Leaving out all pictures, transcribe exactly the lines between the line with "Enumerate this screenshot's" and the last line of the records below, both included.

+++ Records to process

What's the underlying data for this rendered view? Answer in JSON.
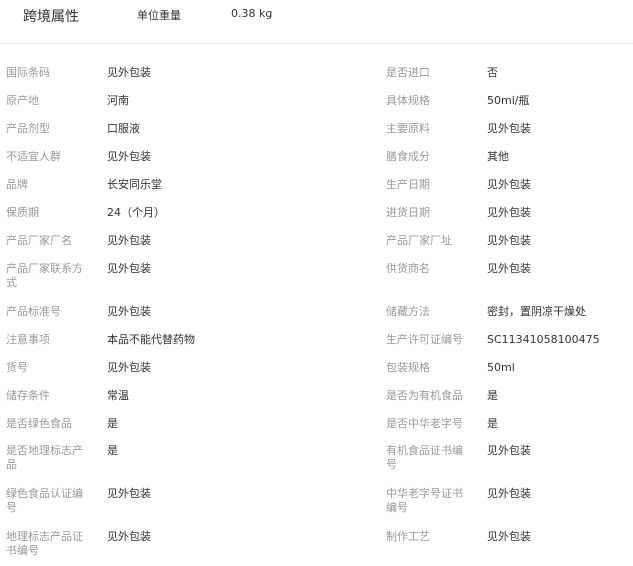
{
  "header": {
    "title": "跨境属性",
    "weight_label": "单位重量",
    "weight_value": "0.38 kg"
  },
  "rows": [
    {
      "left_label": "国际条码",
      "left_value": "见外包装",
      "right_label": "是否进口",
      "right_value": "否"
    },
    {
      "left_label": "原产地",
      "left_value": "河南",
      "right_label": "具体规格",
      "right_value": "50ml/瓶"
    },
    {
      "left_label": "产品剂型",
      "left_value": "口服液",
      "right_label": "主要原料",
      "right_value": "见外包装"
    },
    {
      "left_label": "不适宜人群",
      "left_value": "见外包装",
      "right_label": "膳食成分",
      "right_value": "其他"
    },
    {
      "left_label": "品牌",
      "left_value": "长安同乐堂",
      "right_label": "生产日期",
      "right_value": "见外包装"
    },
    {
      "left_label": "保质期",
      "left_value": "24（个月）",
      "right_label": "进货日期",
      "right_value": "见外包装"
    },
    {
      "left_label": "产品厂家厂名",
      "left_value": "见外包装",
      "right_label": "产品厂家厂址",
      "right_value": "见外包装"
    },
    {
      "left_label": "产品厂家联系方式",
      "left_value": "见外包装",
      "right_label": "供货商名",
      "right_value": "见外包装"
    },
    {
      "left_label": "产品标准号",
      "left_value": "见外包装",
      "right_label": "储藏方法",
      "right_value": "密封，置阴凉干燥处"
    },
    {
      "left_label": "注意事项",
      "left_value": "本品不能代替药物",
      "right_label": "生产许可证编号",
      "right_value": "SC11341058100475"
    },
    {
      "left_label": "货号",
      "left_value": "见外包装",
      "right_label": "包装规格",
      "right_value": "50ml"
    },
    {
      "left_label": "储存条件",
      "left_value": "常温",
      "right_label": "是否为有机食品",
      "right_value": "是"
    },
    {
      "left_label": "是否绿色食品",
      "left_value": "是",
      "right_label": "是否中华老字号",
      "right_value": "是"
    },
    {
      "left_label": "是否地理标志产品",
      "left_value": "是",
      "right_label": "有机食品证书编号",
      "right_value": "见外包装"
    },
    {
      "left_label": "绿色食品认证编号",
      "left_value": "见外包装",
      "right_label": "中华老字号证书编号",
      "right_value": "见外包装"
    },
    {
      "left_label": "地理标志产品证书编号",
      "left_value": "见外包装",
      "right_label": "制作工艺",
      "right_value": "见外包装"
    }
  ]
}
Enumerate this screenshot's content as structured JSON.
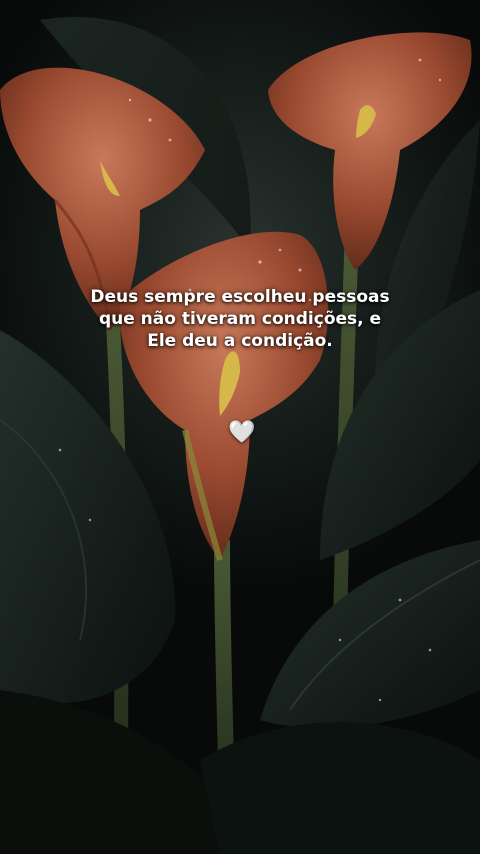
{
  "quote": {
    "text": "Deus sempre escolheu pessoas que não tiveram condições, e Ele deu a condição."
  },
  "heart": {
    "glyph": "🤍",
    "icon": "white-heart-icon",
    "color": "#ffffff"
  },
  "scene": {
    "subject": "calla-lily-flowers",
    "flower_color": "#a8553a",
    "leaf_color": "#16201c"
  }
}
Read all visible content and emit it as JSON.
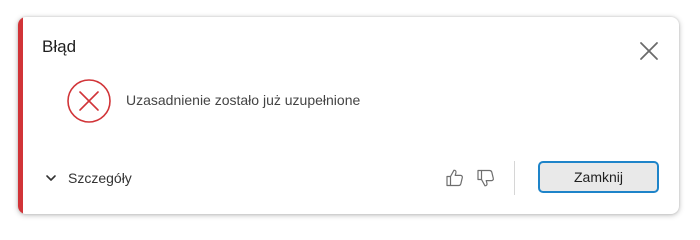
{
  "dialog": {
    "title": "Błąd",
    "message": "Uzasadnienie zostało już uzupełnione",
    "details_label": "Szczegóły",
    "close_button_label": "Zamknij",
    "accent_color": "#d13438",
    "button_border_color": "#1e84c9",
    "icons": {
      "status": "error-circle-x-icon",
      "close": "close-icon",
      "expand": "chevron-down-icon",
      "like": "thumbs-up-icon",
      "dislike": "thumbs-down-icon"
    }
  }
}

++++++

Response for this exercise —
Enumerate this screenshot's content as structured JSON.
{
  "quote": {
    "text": "Deus sempre escolheu pessoas que não tiveram condições, e Ele deu a condição."
  },
  "heart": {
    "glyph": "🤍",
    "icon": "white-heart-icon",
    "color": "#ffffff"
  },
  "scene": {
    "subject": "calla-lily-flowers",
    "flower_color": "#a8553a",
    "leaf_color": "#16201c"
  }
}
Read all visible content and emit it as JSON.
{
  "dialog": {
    "title": "Błąd",
    "message": "Uzasadnienie zostało już uzupełnione",
    "details_label": "Szczegóły",
    "close_button_label": "Zamknij",
    "accent_color": "#d13438",
    "button_border_color": "#1e84c9",
    "icons": {
      "status": "error-circle-x-icon",
      "close": "close-icon",
      "expand": "chevron-down-icon",
      "like": "thumbs-up-icon",
      "dislike": "thumbs-down-icon"
    }
  }
}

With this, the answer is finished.